— begin Task data —
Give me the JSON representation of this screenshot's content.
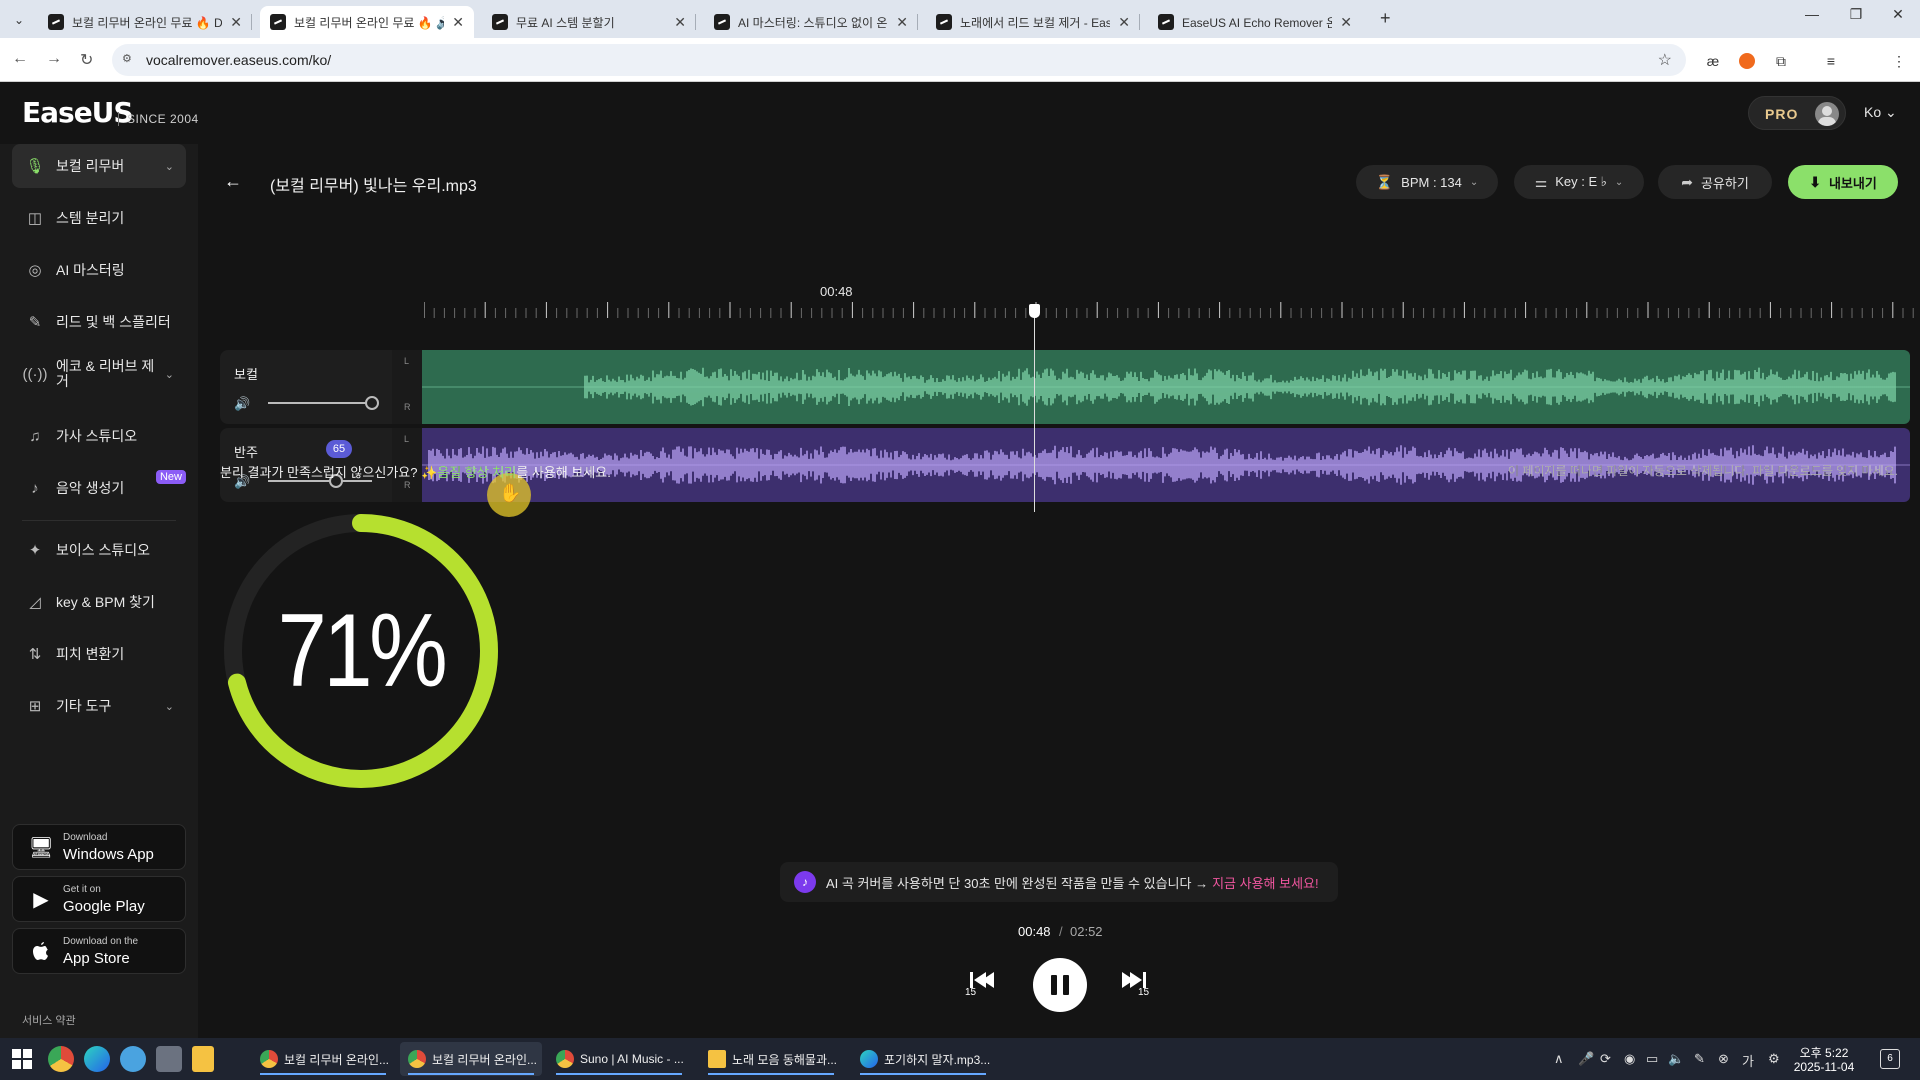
{
  "browser": {
    "tabs": [
      {
        "title": "보컬 리무버 온라인 무료 🔥 D",
        "active": false
      },
      {
        "title": "보컬 리무버 온라인 무료 🔥 🔊",
        "active": true
      },
      {
        "title": "무료 AI 스템 분할기",
        "active": false
      },
      {
        "title": "AI 마스터링: 스튜디오 없이 온",
        "active": false
      },
      {
        "title": "노래에서 리드 보컬 제거 - Ease",
        "active": false
      },
      {
        "title": "EaseUS AI Echo Remover 온라",
        "active": false
      }
    ],
    "url": "vocalremover.easeus.com/ko/"
  },
  "app": {
    "logo": "EaseUS",
    "since": "SINCE 2004",
    "pro_label": "PRO",
    "language": "Ko"
  },
  "sidebar": {
    "items": [
      {
        "label": "보컬 리무버",
        "icon": "mic-icon"
      },
      {
        "label": "스템 분리기",
        "icon": "stem-icon"
      },
      {
        "label": "AI 마스터링",
        "icon": "mastering-icon"
      },
      {
        "label": "리드 및 백 스플리터",
        "icon": "splitter-icon"
      },
      {
        "label": "에코 & 리버브 제거",
        "icon": "echo-icon"
      },
      {
        "label": "가사 스튜디오",
        "icon": "lyrics-icon"
      },
      {
        "label": "음악 생성기",
        "icon": "music-gen-icon",
        "badge": "New"
      },
      {
        "label": "보이스 스튜디오",
        "icon": "voice-icon"
      },
      {
        "label": "key & BPM 찾기",
        "icon": "key-bpm-icon"
      },
      {
        "label": "피치 변환기",
        "icon": "pitch-icon"
      },
      {
        "label": "기타 도구",
        "icon": "grid-icon"
      }
    ],
    "stores": [
      {
        "small": "Download",
        "big": "Windows App",
        "icon": "windows-icon"
      },
      {
        "small": "Get it on",
        "big": "Google Play",
        "icon": "google-play-icon"
      },
      {
        "small": "Download on the",
        "big": "App Store",
        "icon": "apple-icon"
      }
    ],
    "terms": "서비스 약관"
  },
  "editor": {
    "filename": "(보컬 리무버) 빛나는 우리.mp3",
    "bpm": "BPM : 134",
    "key": "Key : E ♭",
    "share": "공유하기",
    "export": "내보내기",
    "timecode": "00:48",
    "tracks": [
      {
        "name": "보컬",
        "volume": 100,
        "color": "#2e6b4f",
        "wave": "#7fd3a8"
      },
      {
        "name": "반주",
        "volume": 65,
        "volume_label": "65",
        "color": "#3d2f6e",
        "wave": "#b9a2f5"
      }
    ],
    "hint_left_prefix": "분리 결과가 만족스럽지 않으신가요? ",
    "hint_link": "✨음질 향상 처리",
    "hint_left_suffix": "를 사용해 보세요.",
    "hint_right": "이 페이지를 떠나면 파일이 자동으로 삭제됩니다. 파일 다운로드를 잊지 마세요.",
    "progress": {
      "percent_label": "71%",
      "value": 0.71,
      "color": "#b6e02f"
    },
    "promo_text": "AI 곡 커버를 사용하면 단 30초 만에 완성된 작품을 만들 수 있습니다 →",
    "promo_link": "지금 사용해 보세요!",
    "time_current": "00:48",
    "time_sep": "/",
    "time_total": "02:52",
    "skip_back_label": "15",
    "skip_fwd_label": "15"
  },
  "taskbar": {
    "apps": [
      {
        "label": "보컬 리무버 온라인...",
        "color": "#e04b3a"
      },
      {
        "label": "보컬 리무버 온라인...",
        "color": "#e04b3a",
        "active": true
      },
      {
        "label": "Suno | AI Music - ...",
        "color": "#e04b3a"
      },
      {
        "label": "노래 모음 동해물과...",
        "color": "#f5c242"
      },
      {
        "label": "포기하지 말자.mp3...",
        "color": "#2d7ae6"
      }
    ],
    "time": "오후 5:22",
    "date": "2025-11-04",
    "notifications": "6"
  }
}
— end Task data —
■ **Instructions for the task**:
Which lines in the data above contain "color"? Show each one.

■ **Result**:
        "color": "#2e6b4f",
        "color": "#3d2f6e",
      "color": "#b6e02f"
        "color": "#e04b3a"
        "color": "#e04b3a",
        "color": "#e04b3a"
        "color": "#f5c242"
        "color": "#2d7ae6"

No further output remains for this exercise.